*AIM*. Write out every line of the material as it stands, apart from the pictures.
====== ITEMS ======
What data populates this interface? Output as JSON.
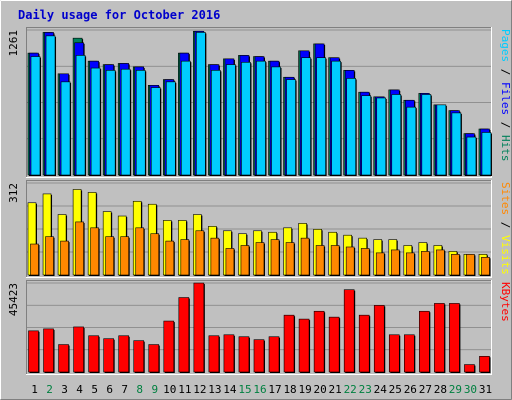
{
  "title": "Daily usage for October 2016",
  "colors": {
    "pages": "#00ccff",
    "files": "#0000ff",
    "hits": "#00805a",
    "visits": "#ffff00",
    "sites": "#ff8800",
    "kbytes": "#ff0000",
    "weekday_label": "#008040",
    "day_label": "#000000"
  },
  "chart_data": [
    {
      "type": "bar",
      "panel": "hits_files_pages",
      "categories": [
        "1",
        "2",
        "3",
        "4",
        "5",
        "6",
        "7",
        "8",
        "9",
        "10",
        "11",
        "12",
        "13",
        "14",
        "15",
        "16",
        "17",
        "18",
        "19",
        "20",
        "21",
        "22",
        "23",
        "24",
        "25",
        "26",
        "27",
        "28",
        "29",
        "30",
        "31"
      ],
      "ymax": 1261,
      "ymax_label": "1261",
      "axis_label_parts": [
        {
          "text": "Pages",
          "color_key": "pages"
        },
        {
          "text": " / ",
          "color_key": "day_label"
        },
        {
          "text": "Files",
          "color_key": "files"
        },
        {
          "text": " / ",
          "color_key": "day_label"
        },
        {
          "text": "Hits",
          "color_key": "hits"
        }
      ],
      "series": [
        {
          "name": "Hits",
          "values": [
            1060,
            1240,
            880,
            1190,
            990,
            960,
            970,
            940,
            780,
            830,
            1060,
            1250,
            960,
            1010,
            1040,
            1030,
            990,
            850,
            1080,
            1140,
            1020,
            910,
            720,
            680,
            740,
            650,
            710,
            610,
            560,
            360,
            400
          ]
        },
        {
          "name": "Files",
          "values": [
            1060,
            1240,
            880,
            1150,
            990,
            960,
            970,
            940,
            780,
            830,
            1060,
            1250,
            960,
            1010,
            1040,
            1030,
            990,
            850,
            1080,
            1140,
            1020,
            910,
            720,
            680,
            740,
            650,
            710,
            610,
            560,
            360,
            400
          ]
        },
        {
          "name": "Pages",
          "values": [
            1030,
            1210,
            810,
            1040,
            930,
            910,
            920,
            910,
            760,
            810,
            990,
            1240,
            910,
            960,
            980,
            990,
            940,
            830,
            1020,
            1020,
            990,
            840,
            690,
            670,
            700,
            590,
            700,
            610,
            540,
            330,
            370
          ]
        }
      ]
    },
    {
      "type": "bar",
      "panel": "visits_sites",
      "categories": [
        "1",
        "2",
        "3",
        "4",
        "5",
        "6",
        "7",
        "8",
        "9",
        "10",
        "11",
        "12",
        "13",
        "14",
        "15",
        "16",
        "17",
        "18",
        "19",
        "20",
        "21",
        "22",
        "23",
        "24",
        "25",
        "26",
        "27",
        "28",
        "29",
        "30",
        "31"
      ],
      "ymax": 312,
      "ymax_label": "312",
      "axis_label_parts": [
        {
          "text": "Sites",
          "color_key": "sites"
        },
        {
          "text": " / ",
          "color_key": "day_label"
        },
        {
          "text": "Visits",
          "color_key": "visits"
        }
      ],
      "series": [
        {
          "name": "Visits",
          "values": [
            245,
            275,
            205,
            290,
            280,
            215,
            200,
            250,
            240,
            185,
            185,
            205,
            165,
            150,
            140,
            150,
            145,
            160,
            175,
            155,
            145,
            135,
            125,
            120,
            120,
            100,
            110,
            100,
            80,
            70,
            70
          ]
        },
        {
          "name": "Sites",
          "values": [
            105,
            130,
            115,
            180,
            160,
            130,
            130,
            160,
            140,
            115,
            120,
            150,
            125,
            90,
            100,
            110,
            120,
            110,
            125,
            100,
            100,
            95,
            90,
            75,
            85,
            75,
            80,
            85,
            70,
            70,
            60
          ]
        }
      ]
    },
    {
      "type": "bar",
      "panel": "kbytes",
      "categories": [
        "1",
        "2",
        "3",
        "4",
        "5",
        "6",
        "7",
        "8",
        "9",
        "10",
        "11",
        "12",
        "13",
        "14",
        "15",
        "16",
        "17",
        "18",
        "19",
        "20",
        "21",
        "22",
        "23",
        "24",
        "25",
        "26",
        "27",
        "28",
        "29",
        "30",
        "31"
      ],
      "ymax": 45423,
      "ymax_label": "45423",
      "axis_label_parts": [
        {
          "text": "KBytes",
          "color_key": "kbytes"
        }
      ],
      "series": [
        {
          "name": "KBytes",
          "values": [
            21000,
            22000,
            14000,
            23000,
            18500,
            17000,
            18500,
            16000,
            14000,
            26000,
            38000,
            45400,
            18500,
            19000,
            18000,
            16500,
            18000,
            29000,
            27000,
            31000,
            28000,
            42000,
            29000,
            34000,
            19000,
            19000,
            31000,
            35000,
            35000,
            3800,
            8000
          ]
        }
      ]
    }
  ],
  "days": [
    {
      "label": "1",
      "weekend": false
    },
    {
      "label": "2",
      "weekend": true
    },
    {
      "label": "3",
      "weekend": false
    },
    {
      "label": "4",
      "weekend": false
    },
    {
      "label": "5",
      "weekend": false
    },
    {
      "label": "6",
      "weekend": false
    },
    {
      "label": "7",
      "weekend": false
    },
    {
      "label": "8",
      "weekend": true
    },
    {
      "label": "9",
      "weekend": true
    },
    {
      "label": "10",
      "weekend": false
    },
    {
      "label": "11",
      "weekend": false
    },
    {
      "label": "12",
      "weekend": false
    },
    {
      "label": "13",
      "weekend": false
    },
    {
      "label": "14",
      "weekend": false
    },
    {
      "label": "15",
      "weekend": true
    },
    {
      "label": "16",
      "weekend": true
    },
    {
      "label": "17",
      "weekend": false
    },
    {
      "label": "18",
      "weekend": false
    },
    {
      "label": "19",
      "weekend": false
    },
    {
      "label": "20",
      "weekend": false
    },
    {
      "label": "21",
      "weekend": false
    },
    {
      "label": "22",
      "weekend": true
    },
    {
      "label": "23",
      "weekend": true
    },
    {
      "label": "24",
      "weekend": false
    },
    {
      "label": "25",
      "weekend": false
    },
    {
      "label": "26",
      "weekend": false
    },
    {
      "label": "27",
      "weekend": false
    },
    {
      "label": "28",
      "weekend": false
    },
    {
      "label": "29",
      "weekend": true
    },
    {
      "label": "30",
      "weekend": true
    },
    {
      "label": "31",
      "weekend": false
    }
  ]
}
======
*FINAL RESULT*.
What data populates this interface? Output as JSON.
{
  "title": "Daily usage for October 2016",
  "colors": {
    "pages": "#00ccff",
    "files": "#0000ff",
    "hits": "#00805a",
    "visits": "#ffff00",
    "sites": "#ff8800",
    "kbytes": "#ff0000",
    "weekday_label": "#008040",
    "day_label": "#000000"
  },
  "chart_data": [
    {
      "type": "bar",
      "panel": "hits_files_pages",
      "categories": [
        "1",
        "2",
        "3",
        "4",
        "5",
        "6",
        "7",
        "8",
        "9",
        "10",
        "11",
        "12",
        "13",
        "14",
        "15",
        "16",
        "17",
        "18",
        "19",
        "20",
        "21",
        "22",
        "23",
        "24",
        "25",
        "26",
        "27",
        "28",
        "29",
        "30",
        "31"
      ],
      "ymax": 1261,
      "ymax_label": "1261",
      "axis_label_parts": [
        {
          "text": "Pages",
          "color_key": "pages"
        },
        {
          "text": " / ",
          "color_key": "day_label"
        },
        {
          "text": "Files",
          "color_key": "files"
        },
        {
          "text": " / ",
          "color_key": "day_label"
        },
        {
          "text": "Hits",
          "color_key": "hits"
        }
      ],
      "series": [
        {
          "name": "Hits",
          "values": [
            1060,
            1240,
            880,
            1190,
            990,
            960,
            970,
            940,
            780,
            830,
            1060,
            1250,
            960,
            1010,
            1040,
            1030,
            990,
            850,
            1080,
            1140,
            1020,
            910,
            720,
            680,
            740,
            650,
            710,
            610,
            560,
            360,
            400
          ]
        },
        {
          "name": "Files",
          "values": [
            1060,
            1240,
            880,
            1150,
            990,
            960,
            970,
            940,
            780,
            830,
            1060,
            1250,
            960,
            1010,
            1040,
            1030,
            990,
            850,
            1080,
            1140,
            1020,
            910,
            720,
            680,
            740,
            650,
            710,
            610,
            560,
            360,
            400
          ]
        },
        {
          "name": "Pages",
          "values": [
            1030,
            1210,
            810,
            1040,
            930,
            910,
            920,
            910,
            760,
            810,
            990,
            1240,
            910,
            960,
            980,
            990,
            940,
            830,
            1020,
            1020,
            990,
            840,
            690,
            670,
            700,
            590,
            700,
            610,
            540,
            330,
            370
          ]
        }
      ]
    },
    {
      "type": "bar",
      "panel": "visits_sites",
      "categories": [
        "1",
        "2",
        "3",
        "4",
        "5",
        "6",
        "7",
        "8",
        "9",
        "10",
        "11",
        "12",
        "13",
        "14",
        "15",
        "16",
        "17",
        "18",
        "19",
        "20",
        "21",
        "22",
        "23",
        "24",
        "25",
        "26",
        "27",
        "28",
        "29",
        "30",
        "31"
      ],
      "ymax": 312,
      "ymax_label": "312",
      "axis_label_parts": [
        {
          "text": "Sites",
          "color_key": "sites"
        },
        {
          "text": " / ",
          "color_key": "day_label"
        },
        {
          "text": "Visits",
          "color_key": "visits"
        }
      ],
      "series": [
        {
          "name": "Visits",
          "values": [
            245,
            275,
            205,
            290,
            280,
            215,
            200,
            250,
            240,
            185,
            185,
            205,
            165,
            150,
            140,
            150,
            145,
            160,
            175,
            155,
            145,
            135,
            125,
            120,
            120,
            100,
            110,
            100,
            80,
            70,
            70
          ]
        },
        {
          "name": "Sites",
          "values": [
            105,
            130,
            115,
            180,
            160,
            130,
            130,
            160,
            140,
            115,
            120,
            150,
            125,
            90,
            100,
            110,
            120,
            110,
            125,
            100,
            100,
            95,
            90,
            75,
            85,
            75,
            80,
            85,
            70,
            70,
            60
          ]
        }
      ]
    },
    {
      "type": "bar",
      "panel": "kbytes",
      "categories": [
        "1",
        "2",
        "3",
        "4",
        "5",
        "6",
        "7",
        "8",
        "9",
        "10",
        "11",
        "12",
        "13",
        "14",
        "15",
        "16",
        "17",
        "18",
        "19",
        "20",
        "21",
        "22",
        "23",
        "24",
        "25",
        "26",
        "27",
        "28",
        "29",
        "30",
        "31"
      ],
      "ymax": 45423,
      "ymax_label": "45423",
      "axis_label_parts": [
        {
          "text": "KBytes",
          "color_key": "kbytes"
        }
      ],
      "series": [
        {
          "name": "KBytes",
          "values": [
            21000,
            22000,
            14000,
            23000,
            18500,
            17000,
            18500,
            16000,
            14000,
            26000,
            38000,
            45400,
            18500,
            19000,
            18000,
            16500,
            18000,
            29000,
            27000,
            31000,
            28000,
            42000,
            29000,
            34000,
            19000,
            19000,
            31000,
            35000,
            35000,
            3800,
            8000
          ]
        }
      ]
    }
  ],
  "days": [
    {
      "label": "1",
      "weekend": false
    },
    {
      "label": "2",
      "weekend": true
    },
    {
      "label": "3",
      "weekend": false
    },
    {
      "label": "4",
      "weekend": false
    },
    {
      "label": "5",
      "weekend": false
    },
    {
      "label": "6",
      "weekend": false
    },
    {
      "label": "7",
      "weekend": false
    },
    {
      "label": "8",
      "weekend": true
    },
    {
      "label": "9",
      "weekend": true
    },
    {
      "label": "10",
      "weekend": false
    },
    {
      "label": "11",
      "weekend": false
    },
    {
      "label": "12",
      "weekend": false
    },
    {
      "label": "13",
      "weekend": false
    },
    {
      "label": "14",
      "weekend": false
    },
    {
      "label": "15",
      "weekend": true
    },
    {
      "label": "16",
      "weekend": true
    },
    {
      "label": "17",
      "weekend": false
    },
    {
      "label": "18",
      "weekend": false
    },
    {
      "label": "19",
      "weekend": false
    },
    {
      "label": "20",
      "weekend": false
    },
    {
      "label": "21",
      "weekend": false
    },
    {
      "label": "22",
      "weekend": true
    },
    {
      "label": "23",
      "weekend": true
    },
    {
      "label": "24",
      "weekend": false
    },
    {
      "label": "25",
      "weekend": false
    },
    {
      "label": "26",
      "weekend": false
    },
    {
      "label": "27",
      "weekend": false
    },
    {
      "label": "28",
      "weekend": false
    },
    {
      "label": "29",
      "weekend": true
    },
    {
      "label": "30",
      "weekend": true
    },
    {
      "label": "31",
      "weekend": false
    }
  ]
}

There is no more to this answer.